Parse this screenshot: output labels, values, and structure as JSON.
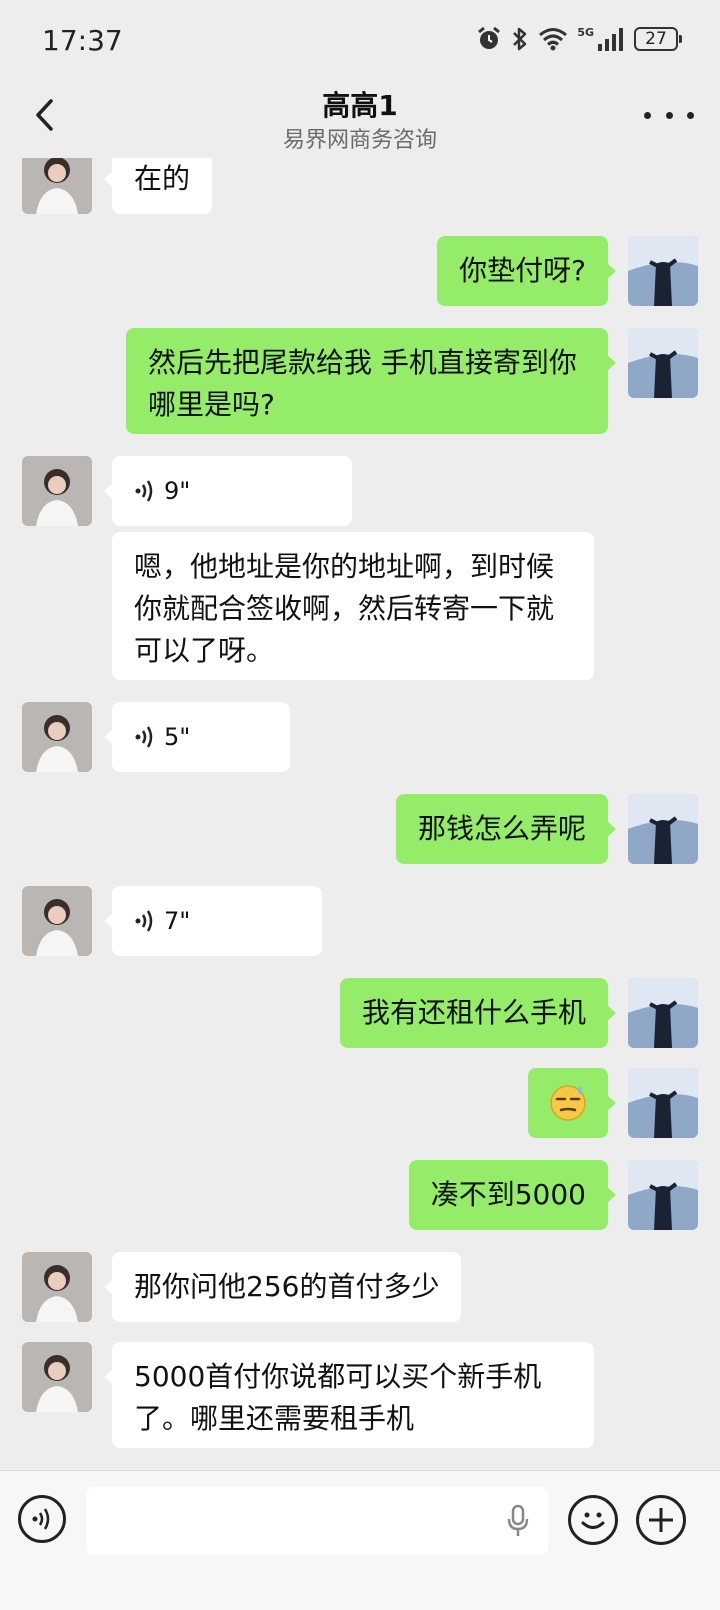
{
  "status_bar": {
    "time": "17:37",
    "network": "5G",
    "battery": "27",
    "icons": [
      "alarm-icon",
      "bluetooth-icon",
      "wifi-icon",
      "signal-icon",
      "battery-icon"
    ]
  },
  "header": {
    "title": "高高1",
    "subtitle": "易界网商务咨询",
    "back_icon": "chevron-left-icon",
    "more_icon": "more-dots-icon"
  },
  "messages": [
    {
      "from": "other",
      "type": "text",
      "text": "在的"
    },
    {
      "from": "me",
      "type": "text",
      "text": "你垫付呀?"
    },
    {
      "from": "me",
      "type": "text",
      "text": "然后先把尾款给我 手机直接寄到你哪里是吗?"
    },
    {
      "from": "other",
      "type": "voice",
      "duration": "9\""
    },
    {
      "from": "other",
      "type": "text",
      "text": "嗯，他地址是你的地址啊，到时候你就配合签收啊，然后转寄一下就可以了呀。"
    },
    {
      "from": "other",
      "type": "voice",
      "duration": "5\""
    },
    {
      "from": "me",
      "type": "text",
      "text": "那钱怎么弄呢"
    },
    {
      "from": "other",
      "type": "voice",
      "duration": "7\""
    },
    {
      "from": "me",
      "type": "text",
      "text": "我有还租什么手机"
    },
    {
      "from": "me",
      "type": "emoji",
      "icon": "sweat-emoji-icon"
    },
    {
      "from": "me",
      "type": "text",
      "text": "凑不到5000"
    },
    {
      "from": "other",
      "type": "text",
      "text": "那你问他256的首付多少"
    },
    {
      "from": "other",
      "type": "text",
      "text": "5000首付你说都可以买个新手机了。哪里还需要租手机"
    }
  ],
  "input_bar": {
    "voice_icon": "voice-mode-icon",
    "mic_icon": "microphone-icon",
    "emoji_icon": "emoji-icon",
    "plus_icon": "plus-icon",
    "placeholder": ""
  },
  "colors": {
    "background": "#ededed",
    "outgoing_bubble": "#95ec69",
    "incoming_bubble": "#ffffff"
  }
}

▶ Request
Every entry must be reproduced exactly, with the images left out.

▶ Written reply
Parse this screenshot: output labels, values, and structure as JSON.
{
  "status_bar": {
    "time": "17:37",
    "network": "5G",
    "battery": "27",
    "icons": [
      "alarm-icon",
      "bluetooth-icon",
      "wifi-icon",
      "signal-icon",
      "battery-icon"
    ]
  },
  "header": {
    "title": "高高1",
    "subtitle": "易界网商务咨询",
    "back_icon": "chevron-left-icon",
    "more_icon": "more-dots-icon"
  },
  "messages": [
    {
      "from": "other",
      "type": "text",
      "text": "在的"
    },
    {
      "from": "me",
      "type": "text",
      "text": "你垫付呀?"
    },
    {
      "from": "me",
      "type": "text",
      "text": "然后先把尾款给我 手机直接寄到你哪里是吗?"
    },
    {
      "from": "other",
      "type": "voice",
      "duration": "9\""
    },
    {
      "from": "other",
      "type": "text",
      "text": "嗯，他地址是你的地址啊，到时候你就配合签收啊，然后转寄一下就可以了呀。"
    },
    {
      "from": "other",
      "type": "voice",
      "duration": "5\""
    },
    {
      "from": "me",
      "type": "text",
      "text": "那钱怎么弄呢"
    },
    {
      "from": "other",
      "type": "voice",
      "duration": "7\""
    },
    {
      "from": "me",
      "type": "text",
      "text": "我有还租什么手机"
    },
    {
      "from": "me",
      "type": "emoji",
      "icon": "sweat-emoji-icon"
    },
    {
      "from": "me",
      "type": "text",
      "text": "凑不到5000"
    },
    {
      "from": "other",
      "type": "text",
      "text": "那你问他256的首付多少"
    },
    {
      "from": "other",
      "type": "text",
      "text": "5000首付你说都可以买个新手机了。哪里还需要租手机"
    }
  ],
  "input_bar": {
    "voice_icon": "voice-mode-icon",
    "mic_icon": "microphone-icon",
    "emoji_icon": "emoji-icon",
    "plus_icon": "plus-icon",
    "placeholder": ""
  },
  "colors": {
    "background": "#ededed",
    "outgoing_bubble": "#95ec69",
    "incoming_bubble": "#ffffff"
  }
}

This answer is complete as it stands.